Quote every entry word for word.

(Source data)
==============================

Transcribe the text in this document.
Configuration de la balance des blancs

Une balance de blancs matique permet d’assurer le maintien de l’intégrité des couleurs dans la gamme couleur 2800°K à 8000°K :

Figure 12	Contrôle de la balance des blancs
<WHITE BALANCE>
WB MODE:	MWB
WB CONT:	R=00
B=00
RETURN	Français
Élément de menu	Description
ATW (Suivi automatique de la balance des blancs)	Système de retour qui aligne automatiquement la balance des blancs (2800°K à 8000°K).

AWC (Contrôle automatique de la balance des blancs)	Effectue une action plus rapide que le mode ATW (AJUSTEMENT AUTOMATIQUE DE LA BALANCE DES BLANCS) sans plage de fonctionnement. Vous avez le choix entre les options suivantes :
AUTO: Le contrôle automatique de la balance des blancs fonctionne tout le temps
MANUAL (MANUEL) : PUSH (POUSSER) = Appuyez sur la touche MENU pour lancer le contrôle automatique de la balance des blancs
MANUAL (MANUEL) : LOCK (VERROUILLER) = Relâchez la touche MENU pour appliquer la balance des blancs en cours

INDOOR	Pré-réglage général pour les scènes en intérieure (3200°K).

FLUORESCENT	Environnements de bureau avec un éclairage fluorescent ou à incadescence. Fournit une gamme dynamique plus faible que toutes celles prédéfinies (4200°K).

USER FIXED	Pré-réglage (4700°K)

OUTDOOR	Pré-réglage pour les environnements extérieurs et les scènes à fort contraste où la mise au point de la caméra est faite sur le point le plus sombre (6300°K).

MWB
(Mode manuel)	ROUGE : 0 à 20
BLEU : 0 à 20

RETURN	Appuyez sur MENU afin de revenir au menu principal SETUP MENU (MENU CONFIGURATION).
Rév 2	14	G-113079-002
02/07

==============================

Result of this exercise =>
Transcribe the text in this document.
Configuration de la balance des blancs

Une balance de blancs matique permet d’assurer le maintien de l’intégrité des couleurs dans la gamme couleur 2800°K à 8000°K :

Figure 12	Contrôle de la balance des blancs
<WHITE BALANCE>
WB MODE:	MWB
WB CONT:	R=00
B=00
RETURN	Français
Élément de menu	Description
ATW (Suivi automatique de la balance des blancs)	Système de retour qui aligne automatiquement la balance des blancs (2800°K à 8000°K).

AWC (Contrôle automatique de la balance des blancs)	Effectue une action plus rapide que le mode ATW (AJUSTEMENT AUTOMATIQUE DE LA BALANCE DES BLANCS) sans plage de fonctionnement. Vous avez le choix entre les options suivantes :
AUTO: Le contrôle automatique de la balance des blancs fonctionne tout le temps
MANUAL (MANUEL) : PUSH (POUSSER) = Appuyez sur la touche MENU pour lancer le contrôle automatique de la balance des blancs
MANUAL (MANUEL) : LOCK (VERROUILLER) = Relâchez la touche MENU pour appliquer la balance des blancs en cours

INDOOR	Pré-réglage général pour les scènes en intérieure (3200°K).

FLUORESCENT	Environnements de bureau avec un éclairage fluorescent ou à incadescence. Fournit une gamme dynamique plus faible que toutes celles prédéfinies (4200°K).

USER FIXED	Pré-réglage (4700°K)

OUTDOOR	Pré-réglage pour les environnements extérieurs et les scènes à fort contraste où la mise au point de la caméra est faite sur le point le plus sombre (6300°K).

MWB
(Mode manuel)	ROUGE : 0 à 20
BLEU : 0 à 20

RETURN	Appuyez sur MENU afin de revenir au menu principal SETUP MENU (MENU CONFIGURATION).
Rév 2	14	G-113079-002
02/07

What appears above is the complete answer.